■ The problem: Each record below should be output verbatim, without pictures.

■ Excerpted records:
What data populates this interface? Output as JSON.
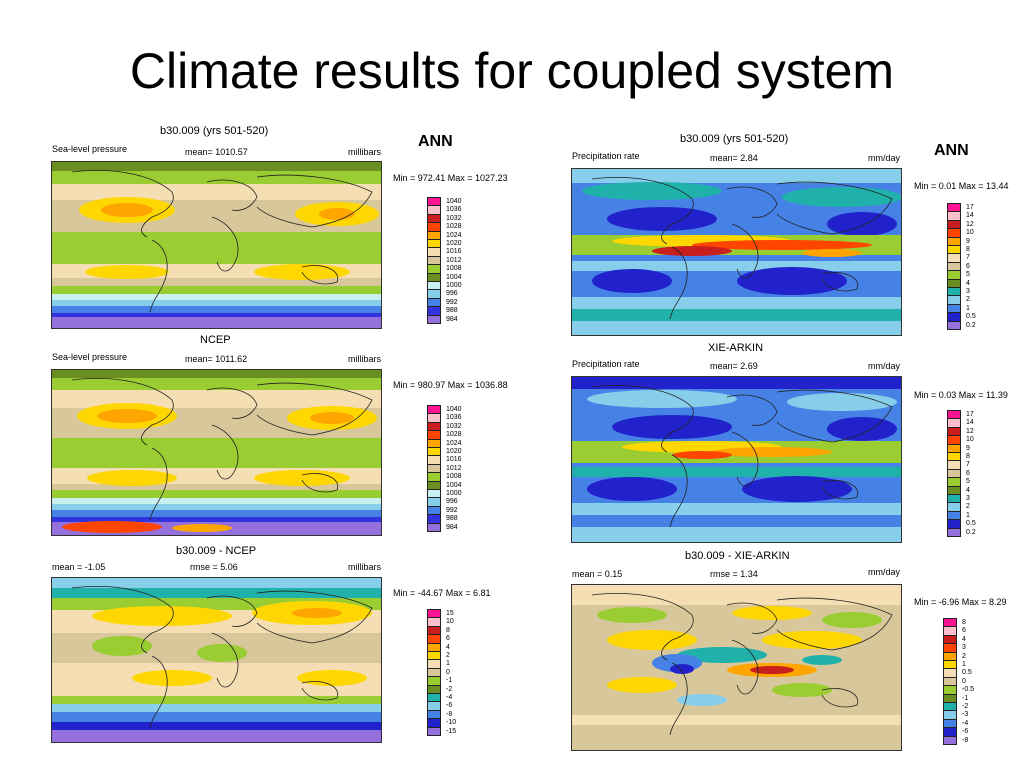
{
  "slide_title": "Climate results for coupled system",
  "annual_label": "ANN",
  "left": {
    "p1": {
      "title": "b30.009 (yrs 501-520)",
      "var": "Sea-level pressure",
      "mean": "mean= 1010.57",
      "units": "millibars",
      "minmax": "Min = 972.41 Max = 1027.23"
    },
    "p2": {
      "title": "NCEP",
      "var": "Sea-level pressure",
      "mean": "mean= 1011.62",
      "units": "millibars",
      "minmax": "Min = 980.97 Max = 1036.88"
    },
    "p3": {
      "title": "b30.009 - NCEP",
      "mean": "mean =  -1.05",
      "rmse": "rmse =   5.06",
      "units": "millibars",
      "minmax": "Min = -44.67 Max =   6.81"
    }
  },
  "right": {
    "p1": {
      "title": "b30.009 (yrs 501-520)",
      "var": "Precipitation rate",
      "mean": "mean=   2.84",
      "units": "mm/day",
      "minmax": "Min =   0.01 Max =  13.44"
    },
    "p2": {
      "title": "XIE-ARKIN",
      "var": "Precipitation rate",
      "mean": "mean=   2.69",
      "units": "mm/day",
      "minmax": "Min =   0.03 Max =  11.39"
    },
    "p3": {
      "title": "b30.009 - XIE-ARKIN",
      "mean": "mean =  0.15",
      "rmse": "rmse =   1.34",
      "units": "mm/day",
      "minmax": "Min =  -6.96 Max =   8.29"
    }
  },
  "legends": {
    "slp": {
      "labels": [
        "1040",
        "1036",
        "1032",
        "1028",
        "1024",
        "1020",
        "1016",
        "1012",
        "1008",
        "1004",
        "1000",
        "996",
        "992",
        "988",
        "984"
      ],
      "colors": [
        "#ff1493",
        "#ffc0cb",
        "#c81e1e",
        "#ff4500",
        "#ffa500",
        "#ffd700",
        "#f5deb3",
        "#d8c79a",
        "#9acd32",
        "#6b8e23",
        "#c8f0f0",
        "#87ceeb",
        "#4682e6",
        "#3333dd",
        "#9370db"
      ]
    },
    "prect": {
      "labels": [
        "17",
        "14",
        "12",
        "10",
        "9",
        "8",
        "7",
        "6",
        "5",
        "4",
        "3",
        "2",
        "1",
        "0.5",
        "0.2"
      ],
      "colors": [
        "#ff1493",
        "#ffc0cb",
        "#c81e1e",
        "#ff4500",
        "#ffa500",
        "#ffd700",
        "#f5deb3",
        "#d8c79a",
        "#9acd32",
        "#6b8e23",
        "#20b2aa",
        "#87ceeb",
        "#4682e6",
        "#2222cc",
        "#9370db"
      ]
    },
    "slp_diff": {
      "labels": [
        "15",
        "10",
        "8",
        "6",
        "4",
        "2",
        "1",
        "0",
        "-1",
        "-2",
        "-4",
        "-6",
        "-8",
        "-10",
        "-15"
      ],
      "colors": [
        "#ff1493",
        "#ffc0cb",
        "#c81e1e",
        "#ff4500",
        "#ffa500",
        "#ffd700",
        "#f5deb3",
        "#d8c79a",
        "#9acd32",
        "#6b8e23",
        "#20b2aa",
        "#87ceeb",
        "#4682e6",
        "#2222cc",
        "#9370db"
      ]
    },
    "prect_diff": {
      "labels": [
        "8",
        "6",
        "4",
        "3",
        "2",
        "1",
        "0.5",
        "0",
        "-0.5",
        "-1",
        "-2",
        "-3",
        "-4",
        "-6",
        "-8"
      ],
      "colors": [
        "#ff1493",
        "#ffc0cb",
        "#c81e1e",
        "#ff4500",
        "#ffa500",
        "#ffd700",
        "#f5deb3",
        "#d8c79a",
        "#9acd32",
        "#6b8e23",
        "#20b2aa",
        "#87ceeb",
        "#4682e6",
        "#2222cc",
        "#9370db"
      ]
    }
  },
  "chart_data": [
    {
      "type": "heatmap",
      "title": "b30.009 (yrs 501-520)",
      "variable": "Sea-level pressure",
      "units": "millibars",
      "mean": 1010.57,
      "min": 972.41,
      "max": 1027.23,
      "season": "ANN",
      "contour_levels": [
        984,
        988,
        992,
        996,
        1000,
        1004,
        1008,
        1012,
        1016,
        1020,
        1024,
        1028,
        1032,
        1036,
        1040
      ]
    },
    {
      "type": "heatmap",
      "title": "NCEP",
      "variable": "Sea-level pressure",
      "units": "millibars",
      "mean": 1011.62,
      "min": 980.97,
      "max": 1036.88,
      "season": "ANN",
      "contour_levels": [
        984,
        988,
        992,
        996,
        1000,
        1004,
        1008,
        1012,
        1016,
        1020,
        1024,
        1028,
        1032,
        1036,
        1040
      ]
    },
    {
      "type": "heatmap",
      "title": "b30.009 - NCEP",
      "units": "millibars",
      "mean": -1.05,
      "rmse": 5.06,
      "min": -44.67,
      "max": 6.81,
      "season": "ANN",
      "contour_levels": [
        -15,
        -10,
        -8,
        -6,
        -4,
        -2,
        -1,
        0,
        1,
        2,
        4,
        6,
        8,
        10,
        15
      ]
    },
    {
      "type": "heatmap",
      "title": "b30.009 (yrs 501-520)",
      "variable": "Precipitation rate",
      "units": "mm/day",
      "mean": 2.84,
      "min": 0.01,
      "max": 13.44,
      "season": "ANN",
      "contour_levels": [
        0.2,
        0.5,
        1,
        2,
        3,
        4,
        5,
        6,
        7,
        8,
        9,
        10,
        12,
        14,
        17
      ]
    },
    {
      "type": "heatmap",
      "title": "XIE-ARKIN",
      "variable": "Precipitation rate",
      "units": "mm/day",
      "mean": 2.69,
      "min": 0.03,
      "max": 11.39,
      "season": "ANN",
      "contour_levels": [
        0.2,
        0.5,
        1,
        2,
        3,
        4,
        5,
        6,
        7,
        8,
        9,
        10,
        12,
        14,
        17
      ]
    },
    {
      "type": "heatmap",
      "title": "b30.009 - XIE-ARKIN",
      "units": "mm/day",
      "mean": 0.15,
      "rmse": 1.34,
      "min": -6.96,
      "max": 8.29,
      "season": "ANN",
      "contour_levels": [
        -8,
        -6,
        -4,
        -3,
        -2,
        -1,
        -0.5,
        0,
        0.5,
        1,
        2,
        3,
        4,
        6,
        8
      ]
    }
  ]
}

■ Reply to the task:
What data populates this interface? Output as JSON.
{
  "slide_title": "Climate results for coupled system",
  "annual_label": "ANN",
  "left": {
    "p1": {
      "title": "b30.009 (yrs 501-520)",
      "var": "Sea-level pressure",
      "mean": "mean= 1010.57",
      "units": "millibars",
      "minmax": "Min = 972.41 Max = 1027.23"
    },
    "p2": {
      "title": "NCEP",
      "var": "Sea-level pressure",
      "mean": "mean= 1011.62",
      "units": "millibars",
      "minmax": "Min = 980.97 Max = 1036.88"
    },
    "p3": {
      "title": "b30.009 - NCEP",
      "mean": "mean =  -1.05",
      "rmse": "rmse =   5.06",
      "units": "millibars",
      "minmax": "Min = -44.67 Max =   6.81"
    }
  },
  "right": {
    "p1": {
      "title": "b30.009 (yrs 501-520)",
      "var": "Precipitation rate",
      "mean": "mean=   2.84",
      "units": "mm/day",
      "minmax": "Min =   0.01 Max =  13.44"
    },
    "p2": {
      "title": "XIE-ARKIN",
      "var": "Precipitation rate",
      "mean": "mean=   2.69",
      "units": "mm/day",
      "minmax": "Min =   0.03 Max =  11.39"
    },
    "p3": {
      "title": "b30.009 - XIE-ARKIN",
      "mean": "mean =  0.15",
      "rmse": "rmse =   1.34",
      "units": "mm/day",
      "minmax": "Min =  -6.96 Max =   8.29"
    }
  },
  "legends": {
    "slp": {
      "labels": [
        "1040",
        "1036",
        "1032",
        "1028",
        "1024",
        "1020",
        "1016",
        "1012",
        "1008",
        "1004",
        "1000",
        "996",
        "992",
        "988",
        "984"
      ],
      "colors": [
        "#ff1493",
        "#ffc0cb",
        "#c81e1e",
        "#ff4500",
        "#ffa500",
        "#ffd700",
        "#f5deb3",
        "#d8c79a",
        "#9acd32",
        "#6b8e23",
        "#c8f0f0",
        "#87ceeb",
        "#4682e6",
        "#3333dd",
        "#9370db"
      ]
    },
    "prect": {
      "labels": [
        "17",
        "14",
        "12",
        "10",
        "9",
        "8",
        "7",
        "6",
        "5",
        "4",
        "3",
        "2",
        "1",
        "0.5",
        "0.2"
      ],
      "colors": [
        "#ff1493",
        "#ffc0cb",
        "#c81e1e",
        "#ff4500",
        "#ffa500",
        "#ffd700",
        "#f5deb3",
        "#d8c79a",
        "#9acd32",
        "#6b8e23",
        "#20b2aa",
        "#87ceeb",
        "#4682e6",
        "#2222cc",
        "#9370db"
      ]
    },
    "slp_diff": {
      "labels": [
        "15",
        "10",
        "8",
        "6",
        "4",
        "2",
        "1",
        "0",
        "-1",
        "-2",
        "-4",
        "-6",
        "-8",
        "-10",
        "-15"
      ],
      "colors": [
        "#ff1493",
        "#ffc0cb",
        "#c81e1e",
        "#ff4500",
        "#ffa500",
        "#ffd700",
        "#f5deb3",
        "#d8c79a",
        "#9acd32",
        "#6b8e23",
        "#20b2aa",
        "#87ceeb",
        "#4682e6",
        "#2222cc",
        "#9370db"
      ]
    },
    "prect_diff": {
      "labels": [
        "8",
        "6",
        "4",
        "3",
        "2",
        "1",
        "0.5",
        "0",
        "-0.5",
        "-1",
        "-2",
        "-3",
        "-4",
        "-6",
        "-8"
      ],
      "colors": [
        "#ff1493",
        "#ffc0cb",
        "#c81e1e",
        "#ff4500",
        "#ffa500",
        "#ffd700",
        "#f5deb3",
        "#d8c79a",
        "#9acd32",
        "#6b8e23",
        "#20b2aa",
        "#87ceeb",
        "#4682e6",
        "#2222cc",
        "#9370db"
      ]
    }
  },
  "chart_data": [
    {
      "type": "heatmap",
      "title": "b30.009 (yrs 501-520)",
      "variable": "Sea-level pressure",
      "units": "millibars",
      "mean": 1010.57,
      "min": 972.41,
      "max": 1027.23,
      "season": "ANN",
      "contour_levels": [
        984,
        988,
        992,
        996,
        1000,
        1004,
        1008,
        1012,
        1016,
        1020,
        1024,
        1028,
        1032,
        1036,
        1040
      ]
    },
    {
      "type": "heatmap",
      "title": "NCEP",
      "variable": "Sea-level pressure",
      "units": "millibars",
      "mean": 1011.62,
      "min": 980.97,
      "max": 1036.88,
      "season": "ANN",
      "contour_levels": [
        984,
        988,
        992,
        996,
        1000,
        1004,
        1008,
        1012,
        1016,
        1020,
        1024,
        1028,
        1032,
        1036,
        1040
      ]
    },
    {
      "type": "heatmap",
      "title": "b30.009 - NCEP",
      "units": "millibars",
      "mean": -1.05,
      "rmse": 5.06,
      "min": -44.67,
      "max": 6.81,
      "season": "ANN",
      "contour_levels": [
        -15,
        -10,
        -8,
        -6,
        -4,
        -2,
        -1,
        0,
        1,
        2,
        4,
        6,
        8,
        10,
        15
      ]
    },
    {
      "type": "heatmap",
      "title": "b30.009 (yrs 501-520)",
      "variable": "Precipitation rate",
      "units": "mm/day",
      "mean": 2.84,
      "min": 0.01,
      "max": 13.44,
      "season": "ANN",
      "contour_levels": [
        0.2,
        0.5,
        1,
        2,
        3,
        4,
        5,
        6,
        7,
        8,
        9,
        10,
        12,
        14,
        17
      ]
    },
    {
      "type": "heatmap",
      "title": "XIE-ARKIN",
      "variable": "Precipitation rate",
      "units": "mm/day",
      "mean": 2.69,
      "min": 0.03,
      "max": 11.39,
      "season": "ANN",
      "contour_levels": [
        0.2,
        0.5,
        1,
        2,
        3,
        4,
        5,
        6,
        7,
        8,
        9,
        10,
        12,
        14,
        17
      ]
    },
    {
      "type": "heatmap",
      "title": "b30.009 - XIE-ARKIN",
      "units": "mm/day",
      "mean": 0.15,
      "rmse": 1.34,
      "min": -6.96,
      "max": 8.29,
      "season": "ANN",
      "contour_levels": [
        -8,
        -6,
        -4,
        -3,
        -2,
        -1,
        -0.5,
        0,
        0.5,
        1,
        2,
        3,
        4,
        6,
        8
      ]
    }
  ]
}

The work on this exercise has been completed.